» What is expected
Answer these from the post on the Eisners below:
1. What age does the writer give for themselves on this year's Disneyworld trip?
2. Who is described as taking the role of "the suit"?
3. What does the writer cite as a sound business decision?

» Source passage

The Eisners – So Far So Good

Just under a year on from The News breaking the story about the Eisner takeover, here’s my personal and largely irrelevant thoughts on the Eisner’s so far.

As a kid, I was lucky enough to go to Disneyworld in Orlando a number of times. For anyone that’s been, you’ll understand what I mean when I say there’s a kind of “magic” about the place.

As a kid, I attributed this abstract feeling of “magic” to the fact that it was where Mickey Mouse and his pals lived. Which to be fair, is probably part of it.

However, I took my other half to Disneyworld this year as her birthday present, partly because she’s sound and she’d never been before and partly because I fancied a bit of Cinderella.

Anyhow, even at 27, there was something special about the place, and in my opinion the thing that makes the atmosphere so awesome is the absolute attention to every single minute detail in the place.

Everything from the toilets to the ride queues to the hotel pathways are themed, immaculate and, crucially, designed with the consumer experience in mind.

Disneyworld as an entertainment venue and a business was on its knees in the 80’s when Michael Eisner took the reins by all accounts (including, it must be said, Michael’s) and now its a money making monster.

As I wandered around the parks this summer, I couldn’t help but fill a twinge of excitement that the man who was significantly responsible for creating this remarkable place was about to own my football club (and also owed me a grand).

There was also a slight worry, Disneyworld is very corporate, would the Eisner’s be able to deliver the same level of customer/fan experience at Pompey without sterilising the product into a soulless business?

I found myself constantly looking around, rather bizarrely, at what good business practices were transferable from Disneyworld, Orlando to Portsmouth Football Club.

There were many, many things which I spotted, and hope to see implemented at our club over the next few years, too numerous to list here but which I believe would enhance the matchday experience whilst retaining the working class roots of Pompey and English Football.

One thing I would hasten to add is that the Disneyworld thing was very much Michael driven, whereas it seems Pompey are being left mostly in the hands of Eric and Andy Redman.

I guess that brings us onto the Eisner’s themselves, and what we’ve seen so far.

Starting at the beginning, the pitch which Michael Eisner made at the Guildhall was incredibly slick and sharp, as you’d expect. If you didn’t get goosebumps in that video at the end then you’re not human.

Whilst the takeover took a frustratingly long, but understandable, amount of time I’ve been relatively impressed so far with the new owners.

They made it clear from the start that outrageous money would not be splashed, and didn’t make any outrageous claims, which as far as Americans go, must have been quite a challenge to hold back on!

What we’ve seen so far, is sensible spending, some good coups (Jackett, Pitman), sound business decisions (retaining Mark Catlin) and decent commitment to the cause (match attendance, tweets etc).

Beginning with Michael, we’ve seen him at Fratton a couple of times and he tweets regularly about the club. Definitely has more of a back seat role but is an impressive presence to have behind the club as the figurehead.

Next up is Andy Redman, director, who seems to be taking the role of “the suit”. Very much involved in the larger scale projects (stadium) but has come across well in his various media appearances.

Finally we arrive at Eric Eisner, very much “the face” of the takeover, who as far as football club owners go, hasn’t put a foot wrong for me so far.

» Raw data
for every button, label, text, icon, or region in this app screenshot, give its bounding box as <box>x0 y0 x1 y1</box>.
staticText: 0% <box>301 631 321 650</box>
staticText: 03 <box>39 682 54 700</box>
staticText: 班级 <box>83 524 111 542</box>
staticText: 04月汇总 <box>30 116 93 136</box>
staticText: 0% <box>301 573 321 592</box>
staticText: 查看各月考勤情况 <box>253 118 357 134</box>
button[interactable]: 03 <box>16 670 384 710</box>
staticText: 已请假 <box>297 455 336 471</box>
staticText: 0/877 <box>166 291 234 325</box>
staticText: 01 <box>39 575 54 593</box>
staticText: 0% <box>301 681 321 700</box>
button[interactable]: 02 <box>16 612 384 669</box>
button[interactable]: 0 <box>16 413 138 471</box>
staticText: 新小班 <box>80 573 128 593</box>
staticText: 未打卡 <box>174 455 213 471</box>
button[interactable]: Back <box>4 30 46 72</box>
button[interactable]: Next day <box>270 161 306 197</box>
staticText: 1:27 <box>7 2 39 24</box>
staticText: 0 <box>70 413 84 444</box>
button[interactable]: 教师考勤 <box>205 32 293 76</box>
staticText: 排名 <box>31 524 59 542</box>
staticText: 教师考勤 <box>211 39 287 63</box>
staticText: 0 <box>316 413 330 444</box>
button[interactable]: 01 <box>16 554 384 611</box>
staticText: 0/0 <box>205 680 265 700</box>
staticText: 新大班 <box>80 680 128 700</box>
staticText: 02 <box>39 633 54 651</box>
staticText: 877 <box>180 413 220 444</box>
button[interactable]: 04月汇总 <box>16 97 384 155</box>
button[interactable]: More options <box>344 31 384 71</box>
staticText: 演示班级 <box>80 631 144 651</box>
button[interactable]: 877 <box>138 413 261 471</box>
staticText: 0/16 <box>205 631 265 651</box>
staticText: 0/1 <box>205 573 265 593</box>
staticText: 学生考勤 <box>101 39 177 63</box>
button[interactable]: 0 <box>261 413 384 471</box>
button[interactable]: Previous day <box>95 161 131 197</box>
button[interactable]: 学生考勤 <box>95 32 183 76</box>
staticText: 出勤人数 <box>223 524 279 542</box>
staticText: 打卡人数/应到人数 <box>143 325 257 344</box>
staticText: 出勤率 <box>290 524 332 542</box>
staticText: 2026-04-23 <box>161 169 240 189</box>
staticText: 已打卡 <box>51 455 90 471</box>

» Response
1. 27
2. Andy Redman, director
3. Retaining Mark Catlin